• [Task details]:
Copy every record word for word.

- - -

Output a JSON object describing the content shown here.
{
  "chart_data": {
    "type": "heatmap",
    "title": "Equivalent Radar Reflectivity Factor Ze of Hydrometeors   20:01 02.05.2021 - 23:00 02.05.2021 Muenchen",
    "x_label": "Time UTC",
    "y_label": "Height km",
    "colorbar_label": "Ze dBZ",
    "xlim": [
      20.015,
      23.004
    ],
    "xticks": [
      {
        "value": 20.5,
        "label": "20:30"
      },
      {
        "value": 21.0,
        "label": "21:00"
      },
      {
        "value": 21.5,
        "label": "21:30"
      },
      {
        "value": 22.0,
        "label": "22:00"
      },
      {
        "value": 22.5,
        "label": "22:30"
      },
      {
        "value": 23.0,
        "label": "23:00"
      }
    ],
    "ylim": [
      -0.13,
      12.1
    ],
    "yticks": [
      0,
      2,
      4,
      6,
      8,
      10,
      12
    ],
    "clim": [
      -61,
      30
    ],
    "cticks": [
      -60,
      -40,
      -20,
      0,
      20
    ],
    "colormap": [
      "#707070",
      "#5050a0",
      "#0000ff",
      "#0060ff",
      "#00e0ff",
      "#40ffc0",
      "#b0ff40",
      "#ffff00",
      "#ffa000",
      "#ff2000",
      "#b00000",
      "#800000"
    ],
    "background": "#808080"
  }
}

- - -

• [Answer to this task]:
Output a JSON object describing the content shown here.
{
  "chart_data": {
    "type": "heatmap",
    "title": "Equivalent Radar Reflectivity Factor Ze of Hydrometeors   20:01 02.05.2021 - 23:00 02.05.2021 Muenchen",
    "x_label": "Time UTC",
    "y_label": "Height km",
    "colorbar_label": "Ze dBZ",
    "xlim": [
      20.015,
      23.004
    ],
    "xticks": [
      {
        "value": 20.5,
        "label": "20:30"
      },
      {
        "value": 21.0,
        "label": "21:00"
      },
      {
        "value": 21.5,
        "label": "21:30"
      },
      {
        "value": 22.0,
        "label": "22:00"
      },
      {
        "value": 22.5,
        "label": "22:30"
      },
      {
        "value": 23.0,
        "label": "23:00"
      }
    ],
    "ylim": [
      -0.13,
      12.1
    ],
    "yticks": [
      0,
      2,
      4,
      6,
      8,
      10,
      12
    ],
    "clim": [
      -61,
      30
    ],
    "cticks": [
      -60,
      -40,
      -20,
      0,
      20
    ],
    "colormap": [
      "#707070",
      "#5050a0",
      "#0000ff",
      "#0060ff",
      "#00e0ff",
      "#40ffc0",
      "#b0ff40",
      "#ffff00",
      "#ffa000",
      "#ff2000",
      "#b00000",
      "#800000"
    ],
    "background": "#808080"
  }
}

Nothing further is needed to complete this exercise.